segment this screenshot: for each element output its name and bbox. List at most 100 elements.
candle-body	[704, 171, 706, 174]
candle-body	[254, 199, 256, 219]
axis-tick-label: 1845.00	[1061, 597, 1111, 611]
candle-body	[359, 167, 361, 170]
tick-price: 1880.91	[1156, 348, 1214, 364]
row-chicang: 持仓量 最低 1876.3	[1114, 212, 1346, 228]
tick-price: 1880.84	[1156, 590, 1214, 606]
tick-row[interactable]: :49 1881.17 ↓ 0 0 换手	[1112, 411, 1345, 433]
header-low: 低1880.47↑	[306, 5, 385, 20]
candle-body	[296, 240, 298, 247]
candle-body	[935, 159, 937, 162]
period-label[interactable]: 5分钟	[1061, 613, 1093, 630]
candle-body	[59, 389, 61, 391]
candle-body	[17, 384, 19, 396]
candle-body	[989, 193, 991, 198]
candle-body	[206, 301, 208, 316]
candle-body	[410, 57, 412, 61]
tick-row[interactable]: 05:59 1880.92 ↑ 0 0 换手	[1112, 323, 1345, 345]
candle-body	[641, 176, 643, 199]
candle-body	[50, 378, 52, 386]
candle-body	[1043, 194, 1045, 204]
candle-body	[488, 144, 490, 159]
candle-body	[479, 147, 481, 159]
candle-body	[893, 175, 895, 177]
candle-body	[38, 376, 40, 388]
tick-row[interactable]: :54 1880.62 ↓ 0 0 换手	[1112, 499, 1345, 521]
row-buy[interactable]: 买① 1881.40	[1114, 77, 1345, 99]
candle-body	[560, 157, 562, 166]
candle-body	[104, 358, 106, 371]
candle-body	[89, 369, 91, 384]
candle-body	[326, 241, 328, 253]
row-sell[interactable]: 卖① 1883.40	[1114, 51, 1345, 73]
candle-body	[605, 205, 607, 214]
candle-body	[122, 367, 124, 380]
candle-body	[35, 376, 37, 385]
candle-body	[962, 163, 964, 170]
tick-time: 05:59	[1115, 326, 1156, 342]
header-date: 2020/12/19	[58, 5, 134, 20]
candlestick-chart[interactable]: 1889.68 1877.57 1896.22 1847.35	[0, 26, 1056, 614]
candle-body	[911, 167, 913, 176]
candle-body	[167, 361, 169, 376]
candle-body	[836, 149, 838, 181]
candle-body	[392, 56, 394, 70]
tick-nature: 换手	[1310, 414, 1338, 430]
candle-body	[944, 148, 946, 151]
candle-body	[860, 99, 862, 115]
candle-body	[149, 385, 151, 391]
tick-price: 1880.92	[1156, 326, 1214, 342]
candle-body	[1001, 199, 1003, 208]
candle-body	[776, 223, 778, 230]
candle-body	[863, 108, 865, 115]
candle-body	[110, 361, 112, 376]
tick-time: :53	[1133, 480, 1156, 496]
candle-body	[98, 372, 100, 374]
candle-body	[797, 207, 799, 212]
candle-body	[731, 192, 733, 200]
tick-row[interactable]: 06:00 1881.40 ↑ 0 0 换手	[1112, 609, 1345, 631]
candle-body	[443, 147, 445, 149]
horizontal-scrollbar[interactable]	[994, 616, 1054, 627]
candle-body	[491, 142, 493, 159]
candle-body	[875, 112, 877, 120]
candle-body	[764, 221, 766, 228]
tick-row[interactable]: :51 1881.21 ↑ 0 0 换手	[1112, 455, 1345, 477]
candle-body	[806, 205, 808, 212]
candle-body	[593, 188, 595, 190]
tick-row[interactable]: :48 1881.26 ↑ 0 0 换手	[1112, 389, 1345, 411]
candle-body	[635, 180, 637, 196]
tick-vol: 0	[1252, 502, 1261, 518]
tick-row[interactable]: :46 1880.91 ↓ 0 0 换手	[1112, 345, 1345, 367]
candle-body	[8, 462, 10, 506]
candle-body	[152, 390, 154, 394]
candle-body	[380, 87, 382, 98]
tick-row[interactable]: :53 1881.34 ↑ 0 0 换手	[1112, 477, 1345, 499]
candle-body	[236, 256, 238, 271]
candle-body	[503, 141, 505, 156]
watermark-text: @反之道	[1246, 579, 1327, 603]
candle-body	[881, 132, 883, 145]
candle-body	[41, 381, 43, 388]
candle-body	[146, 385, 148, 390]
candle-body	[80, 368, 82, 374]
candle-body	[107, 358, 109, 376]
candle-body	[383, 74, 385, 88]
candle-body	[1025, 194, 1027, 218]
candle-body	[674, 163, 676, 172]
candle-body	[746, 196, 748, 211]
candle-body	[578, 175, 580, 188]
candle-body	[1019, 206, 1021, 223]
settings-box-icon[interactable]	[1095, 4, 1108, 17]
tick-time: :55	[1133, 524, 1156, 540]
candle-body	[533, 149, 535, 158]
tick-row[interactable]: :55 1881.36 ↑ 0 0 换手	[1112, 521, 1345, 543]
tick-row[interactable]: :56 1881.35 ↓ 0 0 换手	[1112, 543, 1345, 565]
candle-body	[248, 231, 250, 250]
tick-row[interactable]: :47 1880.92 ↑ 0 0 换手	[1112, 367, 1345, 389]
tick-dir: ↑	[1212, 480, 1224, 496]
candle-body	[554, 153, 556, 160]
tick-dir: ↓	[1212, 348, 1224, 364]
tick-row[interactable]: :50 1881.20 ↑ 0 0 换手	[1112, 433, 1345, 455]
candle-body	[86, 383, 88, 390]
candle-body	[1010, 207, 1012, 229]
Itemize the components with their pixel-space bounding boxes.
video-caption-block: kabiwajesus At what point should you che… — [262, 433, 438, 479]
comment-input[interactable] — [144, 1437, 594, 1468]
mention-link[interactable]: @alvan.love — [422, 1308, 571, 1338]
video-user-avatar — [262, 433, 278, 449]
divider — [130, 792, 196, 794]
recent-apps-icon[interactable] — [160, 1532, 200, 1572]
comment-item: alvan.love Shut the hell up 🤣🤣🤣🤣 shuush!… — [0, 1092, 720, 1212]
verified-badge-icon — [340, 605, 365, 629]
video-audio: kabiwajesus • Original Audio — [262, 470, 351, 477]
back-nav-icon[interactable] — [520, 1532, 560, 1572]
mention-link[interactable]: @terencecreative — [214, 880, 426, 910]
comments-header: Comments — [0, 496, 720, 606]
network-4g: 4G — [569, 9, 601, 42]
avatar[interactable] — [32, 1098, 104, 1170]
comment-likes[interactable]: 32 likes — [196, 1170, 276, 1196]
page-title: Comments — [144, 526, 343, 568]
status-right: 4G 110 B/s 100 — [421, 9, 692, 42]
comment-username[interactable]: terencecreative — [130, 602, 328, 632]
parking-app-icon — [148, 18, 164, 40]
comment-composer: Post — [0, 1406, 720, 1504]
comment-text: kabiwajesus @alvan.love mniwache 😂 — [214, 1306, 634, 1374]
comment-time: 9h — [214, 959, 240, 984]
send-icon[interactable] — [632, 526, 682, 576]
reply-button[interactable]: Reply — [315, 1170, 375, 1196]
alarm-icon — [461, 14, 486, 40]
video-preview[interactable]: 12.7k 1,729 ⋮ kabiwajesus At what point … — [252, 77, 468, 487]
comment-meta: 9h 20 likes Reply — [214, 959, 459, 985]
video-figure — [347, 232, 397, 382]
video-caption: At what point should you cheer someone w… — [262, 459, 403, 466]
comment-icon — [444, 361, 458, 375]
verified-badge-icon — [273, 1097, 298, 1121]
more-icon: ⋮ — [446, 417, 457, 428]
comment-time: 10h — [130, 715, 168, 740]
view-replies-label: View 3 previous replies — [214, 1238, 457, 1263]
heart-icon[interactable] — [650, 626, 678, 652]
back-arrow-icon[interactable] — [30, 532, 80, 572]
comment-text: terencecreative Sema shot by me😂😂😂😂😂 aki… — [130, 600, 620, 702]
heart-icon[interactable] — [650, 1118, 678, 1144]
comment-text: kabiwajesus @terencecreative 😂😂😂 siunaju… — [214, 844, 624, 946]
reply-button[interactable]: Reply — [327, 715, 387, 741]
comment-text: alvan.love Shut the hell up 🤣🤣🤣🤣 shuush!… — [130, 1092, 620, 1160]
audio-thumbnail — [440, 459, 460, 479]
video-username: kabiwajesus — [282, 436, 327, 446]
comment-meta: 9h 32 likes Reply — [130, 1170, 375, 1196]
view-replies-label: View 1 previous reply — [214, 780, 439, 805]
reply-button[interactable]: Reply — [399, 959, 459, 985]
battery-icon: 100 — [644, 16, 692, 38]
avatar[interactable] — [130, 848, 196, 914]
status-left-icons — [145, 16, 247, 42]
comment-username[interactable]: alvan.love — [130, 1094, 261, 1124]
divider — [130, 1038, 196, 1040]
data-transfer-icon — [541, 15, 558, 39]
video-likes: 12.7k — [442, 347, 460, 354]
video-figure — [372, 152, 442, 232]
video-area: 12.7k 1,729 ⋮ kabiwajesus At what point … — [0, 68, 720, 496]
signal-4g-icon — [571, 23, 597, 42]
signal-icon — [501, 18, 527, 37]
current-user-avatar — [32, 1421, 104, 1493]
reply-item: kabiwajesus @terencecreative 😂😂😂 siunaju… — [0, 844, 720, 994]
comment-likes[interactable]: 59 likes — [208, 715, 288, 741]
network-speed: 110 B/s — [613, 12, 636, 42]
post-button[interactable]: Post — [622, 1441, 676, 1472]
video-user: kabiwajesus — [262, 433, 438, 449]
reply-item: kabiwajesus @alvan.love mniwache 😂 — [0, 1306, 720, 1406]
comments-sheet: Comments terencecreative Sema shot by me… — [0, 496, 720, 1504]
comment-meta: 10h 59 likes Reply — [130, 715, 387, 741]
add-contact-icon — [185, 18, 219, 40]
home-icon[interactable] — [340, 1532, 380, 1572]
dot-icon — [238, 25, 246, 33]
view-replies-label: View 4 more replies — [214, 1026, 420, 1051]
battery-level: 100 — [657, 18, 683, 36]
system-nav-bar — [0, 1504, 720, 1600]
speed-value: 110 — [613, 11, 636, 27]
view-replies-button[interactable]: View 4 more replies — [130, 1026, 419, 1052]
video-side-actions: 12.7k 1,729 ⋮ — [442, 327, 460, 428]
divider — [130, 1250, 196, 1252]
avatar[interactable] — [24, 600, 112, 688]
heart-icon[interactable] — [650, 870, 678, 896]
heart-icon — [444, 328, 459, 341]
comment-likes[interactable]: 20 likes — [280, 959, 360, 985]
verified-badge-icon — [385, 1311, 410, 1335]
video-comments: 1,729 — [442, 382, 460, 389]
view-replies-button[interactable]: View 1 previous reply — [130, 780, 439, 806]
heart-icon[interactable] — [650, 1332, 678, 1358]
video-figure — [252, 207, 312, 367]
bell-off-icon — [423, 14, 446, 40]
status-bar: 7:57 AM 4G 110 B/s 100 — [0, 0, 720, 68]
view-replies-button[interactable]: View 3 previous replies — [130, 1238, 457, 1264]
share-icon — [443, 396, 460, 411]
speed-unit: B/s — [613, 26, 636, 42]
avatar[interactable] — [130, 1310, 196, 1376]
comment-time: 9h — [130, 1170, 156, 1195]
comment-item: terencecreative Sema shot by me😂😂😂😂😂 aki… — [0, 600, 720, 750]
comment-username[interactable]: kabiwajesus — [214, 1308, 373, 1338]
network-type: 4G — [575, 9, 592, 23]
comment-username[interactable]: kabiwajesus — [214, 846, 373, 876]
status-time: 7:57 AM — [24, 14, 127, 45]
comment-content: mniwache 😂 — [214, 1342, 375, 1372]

::::

(Given instruction): Find each line in the records above that contains the word "heart", and copy those lines out in full.

(Problem solution):
heart-icon[interactable] — [650, 626, 678, 652]
heart-icon[interactable] — [650, 1118, 678, 1144]
heart-icon[interactable] — [650, 870, 678, 896]
heart-icon — [444, 328, 459, 341]
heart-icon[interactable] — [650, 1332, 678, 1358]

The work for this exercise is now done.